Data items:
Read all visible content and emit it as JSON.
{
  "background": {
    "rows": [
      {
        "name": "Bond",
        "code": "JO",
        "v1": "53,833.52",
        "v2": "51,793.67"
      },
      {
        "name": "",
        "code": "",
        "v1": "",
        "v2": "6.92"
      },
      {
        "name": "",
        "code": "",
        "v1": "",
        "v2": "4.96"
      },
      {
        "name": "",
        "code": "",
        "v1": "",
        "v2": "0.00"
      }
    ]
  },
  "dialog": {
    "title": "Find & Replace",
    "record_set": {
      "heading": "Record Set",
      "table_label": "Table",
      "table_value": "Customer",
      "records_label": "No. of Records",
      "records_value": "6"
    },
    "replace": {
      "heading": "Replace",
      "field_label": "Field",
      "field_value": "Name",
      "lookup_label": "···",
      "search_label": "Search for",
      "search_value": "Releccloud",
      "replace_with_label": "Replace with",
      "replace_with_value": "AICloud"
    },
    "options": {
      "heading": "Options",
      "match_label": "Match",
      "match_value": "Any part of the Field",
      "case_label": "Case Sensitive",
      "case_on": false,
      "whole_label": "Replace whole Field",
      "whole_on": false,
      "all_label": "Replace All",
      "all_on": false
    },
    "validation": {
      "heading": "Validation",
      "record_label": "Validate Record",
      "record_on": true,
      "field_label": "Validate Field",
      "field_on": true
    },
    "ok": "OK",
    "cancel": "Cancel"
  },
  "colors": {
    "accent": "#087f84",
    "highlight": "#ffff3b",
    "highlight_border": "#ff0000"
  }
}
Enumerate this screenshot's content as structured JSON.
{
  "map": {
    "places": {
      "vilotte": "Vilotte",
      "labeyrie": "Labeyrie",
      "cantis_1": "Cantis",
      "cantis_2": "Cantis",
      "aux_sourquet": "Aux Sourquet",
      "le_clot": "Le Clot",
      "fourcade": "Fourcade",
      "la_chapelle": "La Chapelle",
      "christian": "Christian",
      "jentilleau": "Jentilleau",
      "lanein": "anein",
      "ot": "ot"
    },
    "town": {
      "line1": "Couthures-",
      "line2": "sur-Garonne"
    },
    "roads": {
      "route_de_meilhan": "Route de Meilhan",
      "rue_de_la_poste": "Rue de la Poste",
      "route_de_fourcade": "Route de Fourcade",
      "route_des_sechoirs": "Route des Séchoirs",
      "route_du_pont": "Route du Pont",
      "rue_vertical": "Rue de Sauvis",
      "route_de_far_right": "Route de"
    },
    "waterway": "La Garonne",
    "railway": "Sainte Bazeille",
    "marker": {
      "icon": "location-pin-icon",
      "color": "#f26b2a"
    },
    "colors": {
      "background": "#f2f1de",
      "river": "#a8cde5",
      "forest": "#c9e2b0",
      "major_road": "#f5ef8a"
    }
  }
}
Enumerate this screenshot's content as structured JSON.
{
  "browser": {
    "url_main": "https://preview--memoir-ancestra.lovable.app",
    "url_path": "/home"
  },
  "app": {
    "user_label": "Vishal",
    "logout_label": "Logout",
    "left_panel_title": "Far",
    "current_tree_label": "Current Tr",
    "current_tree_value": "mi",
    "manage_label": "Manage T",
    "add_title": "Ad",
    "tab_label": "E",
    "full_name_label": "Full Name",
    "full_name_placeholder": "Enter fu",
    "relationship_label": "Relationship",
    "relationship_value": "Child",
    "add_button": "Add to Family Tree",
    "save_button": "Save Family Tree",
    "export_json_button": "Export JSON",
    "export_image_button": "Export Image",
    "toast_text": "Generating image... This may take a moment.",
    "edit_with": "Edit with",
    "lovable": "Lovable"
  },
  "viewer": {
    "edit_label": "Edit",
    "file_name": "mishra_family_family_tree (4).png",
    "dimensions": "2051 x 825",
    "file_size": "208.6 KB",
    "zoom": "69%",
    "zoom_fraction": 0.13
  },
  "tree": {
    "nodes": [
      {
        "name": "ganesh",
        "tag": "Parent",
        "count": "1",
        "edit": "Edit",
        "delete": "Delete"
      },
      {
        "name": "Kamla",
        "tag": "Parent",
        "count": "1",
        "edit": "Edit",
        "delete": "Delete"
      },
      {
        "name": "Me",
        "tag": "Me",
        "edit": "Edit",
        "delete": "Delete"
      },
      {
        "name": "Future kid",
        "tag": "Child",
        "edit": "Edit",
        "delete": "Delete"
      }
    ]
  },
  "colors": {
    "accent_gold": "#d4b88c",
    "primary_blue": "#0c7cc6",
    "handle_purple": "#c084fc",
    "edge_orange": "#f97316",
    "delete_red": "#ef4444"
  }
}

* [Task description]
Type out the entries again, word for word.

* [Exercise response]
Read all visible content and emit it as JSON.
{
  "background": {
    "rows": [
      {
        "name": "Bond",
        "code": "JO",
        "v1": "53,833.52",
        "v2": "51,793.67"
      },
      {
        "name": "",
        "code": "",
        "v1": "",
        "v2": "6.92"
      },
      {
        "name": "",
        "code": "",
        "v1": "",
        "v2": "4.96"
      },
      {
        "name": "",
        "code": "",
        "v1": "",
        "v2": "0.00"
      }
    ]
  },
  "dialog": {
    "title": "Find & Replace",
    "record_set": {
      "heading": "Record Set",
      "table_label": "Table",
      "table_value": "Customer",
      "records_label": "No. of Records",
      "records_value": "6"
    },
    "replace": {
      "heading": "Replace",
      "field_label": "Field",
      "field_value": "Name",
      "lookup_label": "···",
      "search_label": "Search for",
      "search_value": "Releccloud",
      "replace_with_label": "Replace with",
      "replace_with_value": "AICloud"
    },
    "options": {
      "heading": "Options",
      "match_label": "Match",
      "match_value": "Any part of the Field",
      "case_label": "Case Sensitive",
      "case_on": false,
      "whole_label": "Replace whole Field",
      "whole_on": false,
      "all_label": "Replace All",
      "all_on": false
    },
    "validation": {
      "heading": "Validation",
      "record_label": "Validate Record",
      "record_on": true,
      "field_label": "Validate Field",
      "field_on": true
    },
    "ok": "OK",
    "cancel": "Cancel"
  },
  "colors": {
    "accent": "#087f84",
    "highlight": "#ffff3b",
    "highlight_border": "#ff0000"
  }
}
Enumerate this screenshot's content as structured JSON.
{
  "map": {
    "places": {
      "vilotte": "Vilotte",
      "labeyrie": "Labeyrie",
      "cantis_1": "Cantis",
      "cantis_2": "Cantis",
      "aux_sourquet": "Aux Sourquet",
      "le_clot": "Le Clot",
      "fourcade": "Fourcade",
      "la_chapelle": "La Chapelle",
      "christian": "Christian",
      "jentilleau": "Jentilleau",
      "lanein": "anein",
      "ot": "ot"
    },
    "town": {
      "line1": "Couthures-",
      "line2": "sur-Garonne"
    },
    "roads": {
      "route_de_meilhan": "Route de Meilhan",
      "rue_de_la_poste": "Rue de la Poste",
      "route_de_fourcade": "Route de Fourcade",
      "route_des_sechoirs": "Route des Séchoirs",
      "route_du_pont": "Route du Pont",
      "rue_vertical": "Rue de Sauvis",
      "route_de_far_right": "Route de"
    },
    "waterway": "La Garonne",
    "railway": "Sainte Bazeille",
    "marker": {
      "icon": "location-pin-icon",
      "color": "#f26b2a"
    },
    "colors": {
      "background": "#f2f1de",
      "river": "#a8cde5",
      "forest": "#c9e2b0",
      "major_road": "#f5ef8a"
    }
  }
}
Enumerate this screenshot's content as structured JSON.
{
  "browser": {
    "url_main": "https://preview--memoir-ancestra.lovable.app",
    "url_path": "/home"
  },
  "app": {
    "user_label": "Vishal",
    "logout_label": "Logout",
    "left_panel_title": "Far",
    "current_tree_label": "Current Tr",
    "current_tree_value": "mi",
    "manage_label": "Manage T",
    "add_title": "Ad",
    "tab_label": "E",
    "full_name_label": "Full Name",
    "full_name_placeholder": "Enter fu",
    "relationship_label": "Relationship",
    "relationship_value": "Child",
    "add_button": "Add to Family Tree",
    "save_button": "Save Family Tree",
    "export_json_button": "Export JSON",
    "export_image_button": "Export Image",
    "toast_text": "Generating image... This may take a moment.",
    "edit_with": "Edit with",
    "lovable": "Lovable"
  },
  "viewer": {
    "edit_label": "Edit",
    "file_name": "mishra_family_family_tree (4).png",
    "dimensions": "2051 x 825",
    "file_size": "208.6 KB",
    "zoom": "69%",
    "zoom_fraction": 0.13
  },
  "tree": {
    "nodes": [
      {
        "name": "ganesh",
        "tag": "Parent",
        "count": "1",
        "edit": "Edit",
        "delete": "Delete"
      },
      {
        "name": "Kamla",
        "tag": "Parent",
        "count": "1",
        "edit": "Edit",
        "delete": "Delete"
      },
      {
        "name": "Me",
        "tag": "Me",
        "edit": "Edit",
        "delete": "Delete"
      },
      {
        "name": "Future kid",
        "tag": "Child",
        "edit": "Edit",
        "delete": "Delete"
      }
    ]
  },
  "colors": {
    "accent_gold": "#d4b88c",
    "primary_blue": "#0c7cc6",
    "handle_purple": "#c084fc",
    "edge_orange": "#f97316",
    "delete_red": "#ef4444"
  }
}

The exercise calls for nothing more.